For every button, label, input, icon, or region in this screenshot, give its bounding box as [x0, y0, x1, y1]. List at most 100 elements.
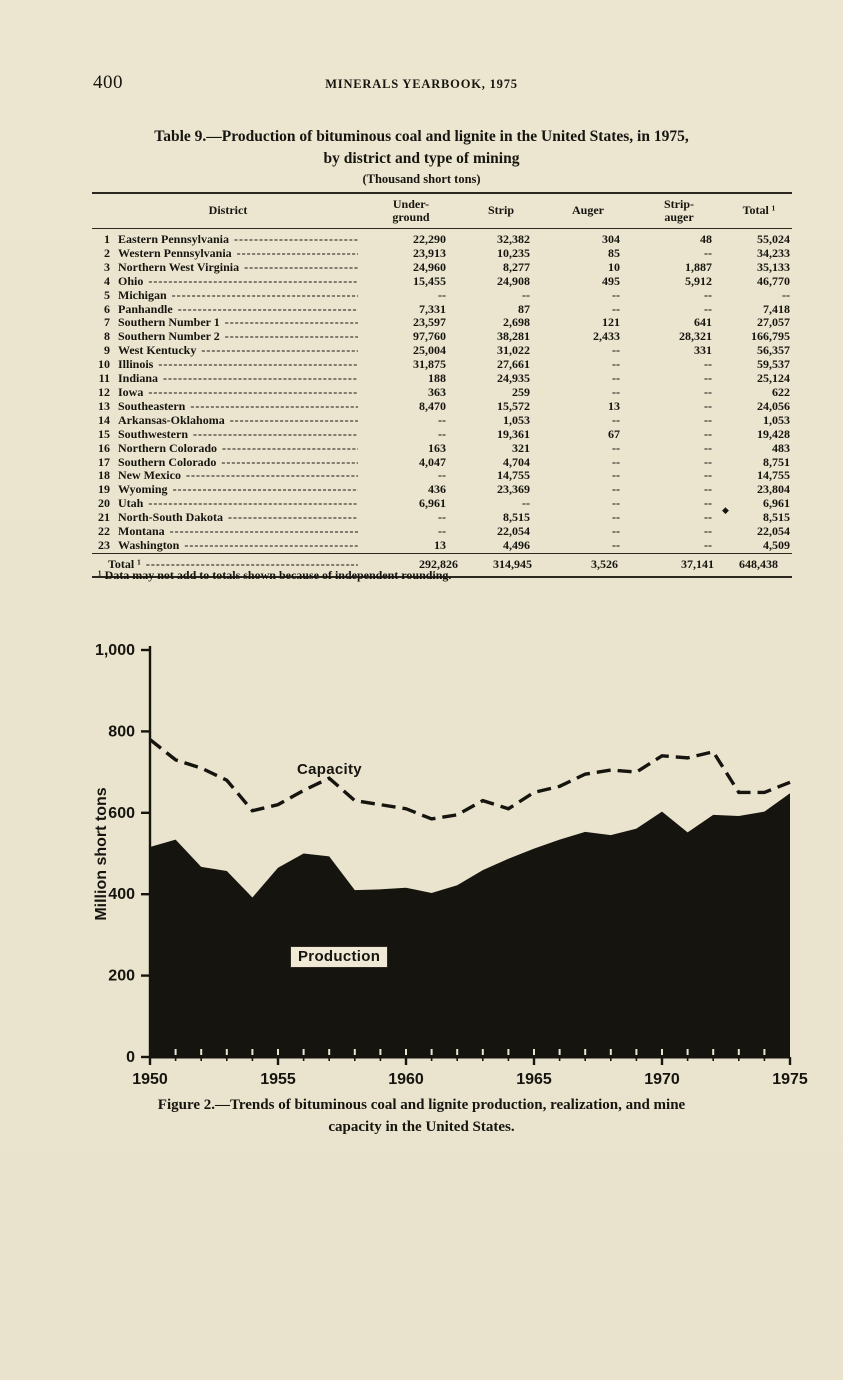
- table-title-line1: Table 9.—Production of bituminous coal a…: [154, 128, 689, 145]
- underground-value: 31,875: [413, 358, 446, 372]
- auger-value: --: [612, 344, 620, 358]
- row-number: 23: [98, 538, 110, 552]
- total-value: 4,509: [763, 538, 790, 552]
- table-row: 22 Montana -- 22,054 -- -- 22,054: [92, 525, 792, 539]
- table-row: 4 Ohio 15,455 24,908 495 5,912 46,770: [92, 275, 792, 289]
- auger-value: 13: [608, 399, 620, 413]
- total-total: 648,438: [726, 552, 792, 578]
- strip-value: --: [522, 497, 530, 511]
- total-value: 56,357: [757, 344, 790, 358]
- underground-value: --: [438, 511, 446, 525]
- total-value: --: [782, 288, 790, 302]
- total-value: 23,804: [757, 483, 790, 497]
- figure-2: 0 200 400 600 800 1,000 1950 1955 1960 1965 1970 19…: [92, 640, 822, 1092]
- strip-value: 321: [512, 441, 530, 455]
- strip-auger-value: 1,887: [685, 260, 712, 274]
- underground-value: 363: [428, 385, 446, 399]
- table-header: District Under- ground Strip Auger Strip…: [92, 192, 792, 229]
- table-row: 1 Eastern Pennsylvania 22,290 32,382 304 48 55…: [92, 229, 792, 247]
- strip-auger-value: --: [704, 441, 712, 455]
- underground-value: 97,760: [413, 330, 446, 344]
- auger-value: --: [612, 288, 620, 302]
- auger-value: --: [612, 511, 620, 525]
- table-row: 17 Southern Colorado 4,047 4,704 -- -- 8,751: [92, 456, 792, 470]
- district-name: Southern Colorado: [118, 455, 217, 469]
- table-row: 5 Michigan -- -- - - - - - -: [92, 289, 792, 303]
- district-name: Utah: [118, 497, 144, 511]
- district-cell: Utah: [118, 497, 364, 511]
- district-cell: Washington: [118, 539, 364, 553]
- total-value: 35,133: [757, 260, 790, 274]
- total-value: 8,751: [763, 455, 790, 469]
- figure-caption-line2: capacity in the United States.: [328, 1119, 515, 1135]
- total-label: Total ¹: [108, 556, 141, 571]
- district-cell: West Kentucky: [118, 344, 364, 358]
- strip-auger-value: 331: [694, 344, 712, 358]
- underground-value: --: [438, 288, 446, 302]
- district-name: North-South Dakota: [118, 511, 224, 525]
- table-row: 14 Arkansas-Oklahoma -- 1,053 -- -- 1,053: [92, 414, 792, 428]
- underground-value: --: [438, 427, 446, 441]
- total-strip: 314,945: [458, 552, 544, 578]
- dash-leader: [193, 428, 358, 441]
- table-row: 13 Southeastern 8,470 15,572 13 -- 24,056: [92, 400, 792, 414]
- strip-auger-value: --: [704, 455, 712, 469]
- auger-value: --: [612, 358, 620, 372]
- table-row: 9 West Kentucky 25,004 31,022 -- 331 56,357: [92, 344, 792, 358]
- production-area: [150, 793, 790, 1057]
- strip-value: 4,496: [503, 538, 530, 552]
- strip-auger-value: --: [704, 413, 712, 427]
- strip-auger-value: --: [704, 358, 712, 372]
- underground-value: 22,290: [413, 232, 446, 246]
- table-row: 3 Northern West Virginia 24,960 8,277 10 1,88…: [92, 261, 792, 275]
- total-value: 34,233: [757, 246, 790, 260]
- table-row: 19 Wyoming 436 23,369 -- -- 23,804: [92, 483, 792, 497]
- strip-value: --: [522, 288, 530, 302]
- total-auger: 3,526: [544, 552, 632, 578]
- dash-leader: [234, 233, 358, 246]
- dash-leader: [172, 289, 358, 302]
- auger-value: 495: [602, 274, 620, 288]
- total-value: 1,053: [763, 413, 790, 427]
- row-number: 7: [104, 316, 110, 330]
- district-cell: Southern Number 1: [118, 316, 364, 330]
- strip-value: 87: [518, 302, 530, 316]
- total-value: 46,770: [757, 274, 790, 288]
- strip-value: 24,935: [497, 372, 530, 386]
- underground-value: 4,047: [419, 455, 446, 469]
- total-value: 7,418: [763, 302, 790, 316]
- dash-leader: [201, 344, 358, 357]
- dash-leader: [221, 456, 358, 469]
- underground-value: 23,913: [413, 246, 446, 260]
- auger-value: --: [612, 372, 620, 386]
+++
◆ WHAT TO PRODUCE:
Please copy every line above word for word, leaving out any picture.

◆ SOLUTION FOR THIS TASK:
For every button, label, input, icon, or region in this screenshot, give its bounding box as [x0, y0, x1, y1]. List at most 100 elements.
- table-title-line1: Table 9.—Production of bituminous coal a…: [154, 128, 689, 145]
- underground-value: 31,875: [413, 358, 446, 372]
- auger-value: --: [612, 344, 620, 358]
- row-number: 23: [98, 538, 110, 552]
- total-value: 4,509: [763, 538, 790, 552]
- table-row: 22 Montana -- 22,054 -- -- 22,054: [92, 525, 792, 539]
- table-row: 4 Ohio 15,455 24,908 495 5,912 46,770: [92, 275, 792, 289]
- auger-value: 13: [608, 399, 620, 413]
- total-total: 648,438: [726, 552, 792, 578]
- strip-value: --: [522, 497, 530, 511]
- total-value: 56,357: [757, 344, 790, 358]
- underground-value: --: [438, 511, 446, 525]
- total-value: --: [782, 288, 790, 302]
- total-value: 23,804: [757, 483, 790, 497]
- figure-2: 0 200 400 600 800 1,000 1950 1955 1960 1965 1970 19…: [92, 640, 822, 1092]
- strip-value: 321: [512, 441, 530, 455]
- strip-auger-value: 1,887: [685, 260, 712, 274]
- underground-value: 363: [428, 385, 446, 399]
- table-header: District Under- ground Strip Auger Strip…: [92, 192, 792, 229]
- table-row: 1 Eastern Pennsylvania 22,290 32,382 304 48 55…: [92, 229, 792, 247]
- strip-auger-value: --: [704, 441, 712, 455]
- underground-value: 97,760: [413, 330, 446, 344]
- auger-value: --: [612, 288, 620, 302]
- auger-value: --: [612, 511, 620, 525]
- table-row: 17 Southern Colorado 4,047 4,704 -- -- 8,751: [92, 456, 792, 470]
- district-name: Southern Colorado: [118, 455, 217, 469]
- table-row: 5 Michigan -- -- - - - - - -: [92, 289, 792, 303]
- district-name: Utah: [118, 497, 144, 511]
- district-cell: Utah: [118, 497, 364, 511]
- district-cell: Washington: [118, 539, 364, 553]
- total-value: 35,133: [757, 260, 790, 274]
- total-value: 8,751: [763, 455, 790, 469]
- figure-caption-line2: capacity in the United States.: [328, 1119, 515, 1135]
- total-label: Total ¹: [108, 556, 141, 571]
- district-cell: West Kentucky: [118, 344, 364, 358]
- strip-auger-value: 331: [694, 344, 712, 358]
- underground-value: --: [438, 288, 446, 302]
- district-name: North-South Dakota: [118, 511, 224, 525]
- table-row: 14 Arkansas-Oklahoma -- 1,053 -- -- 1,053: [92, 414, 792, 428]
- underground-value: --: [438, 427, 446, 441]
- total-strip: 314,945: [458, 552, 544, 578]
- dash-leader: [193, 428, 358, 441]
- table-row: 13 Southeastern 8,470 15,572 13 -- 24,056: [92, 400, 792, 414]
- strip-auger-value: --: [704, 455, 712, 469]
- auger-value: --: [612, 358, 620, 372]
- table-row: 9 West Kentucky 25,004 31,022 -- 331 56,357: [92, 344, 792, 358]
- production-area: [150, 793, 790, 1057]
- strip-value: 4,496: [503, 538, 530, 552]
- strip-auger-value: --: [704, 413, 712, 427]
- strip-auger-value: --: [704, 358, 712, 372]
- underground-value: 22,290: [413, 232, 446, 246]
- table-row: 3 Northern West Virginia 24,960 8,277 10 1,88…: [92, 261, 792, 275]
- total-value: 34,233: [757, 246, 790, 260]
- table-row: 19 Wyoming 436 23,369 -- -- 23,804: [92, 483, 792, 497]
- strip-value: --: [522, 288, 530, 302]
- total-auger: 3,526: [544, 552, 632, 578]
- dash-leader: [234, 233, 358, 246]
- dash-leader: [172, 289, 358, 302]
- auger-value: 495: [602, 274, 620, 288]
- total-value: 1,053: [763, 413, 790, 427]
- row-number: 7: [104, 316, 110, 330]
- district-cell: Southern Number 1: [118, 316, 364, 330]
- strip-value: 87: [518, 302, 530, 316]
- total-value: 46,770: [757, 274, 790, 288]
- strip-value: 24,935: [497, 372, 530, 386]
- underground-value: 4,047: [419, 455, 446, 469]
- total-value: 7,418: [763, 302, 790, 316]
- dash-leader: [201, 344, 358, 357]
- dash-leader: [221, 456, 358, 469]
- underground-value: 23,913: [413, 246, 446, 260]
- auger-value: --: [612, 372, 620, 386]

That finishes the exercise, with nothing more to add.